Repeat the data verbatim.

* **Extracted data**:
--- begin ---

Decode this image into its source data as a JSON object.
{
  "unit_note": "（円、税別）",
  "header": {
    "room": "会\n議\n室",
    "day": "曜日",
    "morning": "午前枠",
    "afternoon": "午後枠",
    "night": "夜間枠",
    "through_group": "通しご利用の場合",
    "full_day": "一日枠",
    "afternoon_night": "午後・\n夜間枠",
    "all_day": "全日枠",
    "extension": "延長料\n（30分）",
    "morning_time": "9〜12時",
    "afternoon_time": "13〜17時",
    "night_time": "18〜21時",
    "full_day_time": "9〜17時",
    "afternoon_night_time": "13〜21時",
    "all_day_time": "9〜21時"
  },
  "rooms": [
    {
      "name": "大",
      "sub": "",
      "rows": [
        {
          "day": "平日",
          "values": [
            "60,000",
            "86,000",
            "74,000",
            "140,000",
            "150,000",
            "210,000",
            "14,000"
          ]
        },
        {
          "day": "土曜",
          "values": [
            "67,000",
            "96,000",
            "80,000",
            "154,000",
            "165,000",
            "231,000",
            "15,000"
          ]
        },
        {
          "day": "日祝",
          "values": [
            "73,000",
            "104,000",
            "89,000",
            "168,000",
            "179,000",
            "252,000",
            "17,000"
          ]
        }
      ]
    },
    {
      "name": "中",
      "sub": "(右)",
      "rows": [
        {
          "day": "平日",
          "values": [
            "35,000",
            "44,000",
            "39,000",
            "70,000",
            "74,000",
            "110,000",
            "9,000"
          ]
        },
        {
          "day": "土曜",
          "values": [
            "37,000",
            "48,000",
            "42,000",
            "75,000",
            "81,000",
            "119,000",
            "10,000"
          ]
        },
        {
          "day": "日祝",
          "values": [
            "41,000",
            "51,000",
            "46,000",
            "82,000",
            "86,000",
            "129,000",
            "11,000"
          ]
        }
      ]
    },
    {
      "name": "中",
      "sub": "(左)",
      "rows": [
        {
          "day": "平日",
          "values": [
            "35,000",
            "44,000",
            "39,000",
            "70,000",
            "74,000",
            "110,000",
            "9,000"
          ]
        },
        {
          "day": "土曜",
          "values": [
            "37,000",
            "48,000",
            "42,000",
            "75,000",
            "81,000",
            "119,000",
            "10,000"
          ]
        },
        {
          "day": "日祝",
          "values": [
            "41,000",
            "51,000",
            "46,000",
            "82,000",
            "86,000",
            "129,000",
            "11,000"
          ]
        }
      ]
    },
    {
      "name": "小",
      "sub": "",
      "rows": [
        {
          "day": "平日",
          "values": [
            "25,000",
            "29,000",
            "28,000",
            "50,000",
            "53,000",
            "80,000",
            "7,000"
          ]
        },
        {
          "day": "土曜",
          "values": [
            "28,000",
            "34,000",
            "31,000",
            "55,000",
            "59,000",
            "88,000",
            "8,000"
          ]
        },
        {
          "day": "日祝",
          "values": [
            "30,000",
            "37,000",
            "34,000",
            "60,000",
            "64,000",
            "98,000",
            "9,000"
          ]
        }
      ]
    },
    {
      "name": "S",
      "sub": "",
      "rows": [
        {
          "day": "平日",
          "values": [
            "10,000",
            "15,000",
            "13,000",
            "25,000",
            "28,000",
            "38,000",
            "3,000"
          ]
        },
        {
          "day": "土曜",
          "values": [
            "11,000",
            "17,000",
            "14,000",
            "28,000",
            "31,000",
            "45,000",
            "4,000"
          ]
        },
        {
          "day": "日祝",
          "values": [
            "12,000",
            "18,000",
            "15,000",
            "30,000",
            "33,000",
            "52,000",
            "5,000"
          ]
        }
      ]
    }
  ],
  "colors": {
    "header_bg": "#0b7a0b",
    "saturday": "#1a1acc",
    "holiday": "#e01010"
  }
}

--- end ---

* **Complete response**:
Decode this image into its source data as a JSON object.
{
  "unit_note": "（円、税別）",
  "header": {
    "room": "会\n議\n室",
    "day": "曜日",
    "morning": "午前枠",
    "afternoon": "午後枠",
    "night": "夜間枠",
    "through_group": "通しご利用の場合",
    "full_day": "一日枠",
    "afternoon_night": "午後・\n夜間枠",
    "all_day": "全日枠",
    "extension": "延長料\n（30分）",
    "morning_time": "9〜12時",
    "afternoon_time": "13〜17時",
    "night_time": "18〜21時",
    "full_day_time": "9〜17時",
    "afternoon_night_time": "13〜21時",
    "all_day_time": "9〜21時"
  },
  "rooms": [
    {
      "name": "大",
      "sub": "",
      "rows": [
        {
          "day": "平日",
          "values": [
            "60,000",
            "86,000",
            "74,000",
            "140,000",
            "150,000",
            "210,000",
            "14,000"
          ]
        },
        {
          "day": "土曜",
          "values": [
            "67,000",
            "96,000",
            "80,000",
            "154,000",
            "165,000",
            "231,000",
            "15,000"
          ]
        },
        {
          "day": "日祝",
          "values": [
            "73,000",
            "104,000",
            "89,000",
            "168,000",
            "179,000",
            "252,000",
            "17,000"
          ]
        }
      ]
    },
    {
      "name": "中",
      "sub": "(右)",
      "rows": [
        {
          "day": "平日",
          "values": [
            "35,000",
            "44,000",
            "39,000",
            "70,000",
            "74,000",
            "110,000",
            "9,000"
          ]
        },
        {
          "day": "土曜",
          "values": [
            "37,000",
            "48,000",
            "42,000",
            "75,000",
            "81,000",
            "119,000",
            "10,000"
          ]
        },
        {
          "day": "日祝",
          "values": [
            "41,000",
            "51,000",
            "46,000",
            "82,000",
            "86,000",
            "129,000",
            "11,000"
          ]
        }
      ]
    },
    {
      "name": "中",
      "sub": "(左)",
      "rows": [
        {
          "day": "平日",
          "values": [
            "35,000",
            "44,000",
            "39,000",
            "70,000",
            "74,000",
            "110,000",
            "9,000"
          ]
        },
        {
          "day": "土曜",
          "values": [
            "37,000",
            "48,000",
            "42,000",
            "75,000",
            "81,000",
            "119,000",
            "10,000"
          ]
        },
        {
          "day": "日祝",
          "values": [
            "41,000",
            "51,000",
            "46,000",
            "82,000",
            "86,000",
            "129,000",
            "11,000"
          ]
        }
      ]
    },
    {
      "name": "小",
      "sub": "",
      "rows": [
        {
          "day": "平日",
          "values": [
            "25,000",
            "29,000",
            "28,000",
            "50,000",
            "53,000",
            "80,000",
            "7,000"
          ]
        },
        {
          "day": "土曜",
          "values": [
            "28,000",
            "34,000",
            "31,000",
            "55,000",
            "59,000",
            "88,000",
            "8,000"
          ]
        },
        {
          "day": "日祝",
          "values": [
            "30,000",
            "37,000",
            "34,000",
            "60,000",
            "64,000",
            "98,000",
            "9,000"
          ]
        }
      ]
    },
    {
      "name": "S",
      "sub": "",
      "rows": [
        {
          "day": "平日",
          "values": [
            "10,000",
            "15,000",
            "13,000",
            "25,000",
            "28,000",
            "38,000",
            "3,000"
          ]
        },
        {
          "day": "土曜",
          "values": [
            "11,000",
            "17,000",
            "14,000",
            "28,000",
            "31,000",
            "45,000",
            "4,000"
          ]
        },
        {
          "day": "日祝",
          "values": [
            "12,000",
            "18,000",
            "15,000",
            "30,000",
            "33,000",
            "52,000",
            "5,000"
          ]
        }
      ]
    }
  ],
  "colors": {
    "header_bg": "#0b7a0b",
    "saturday": "#1a1acc",
    "holiday": "#e01010"
  }
}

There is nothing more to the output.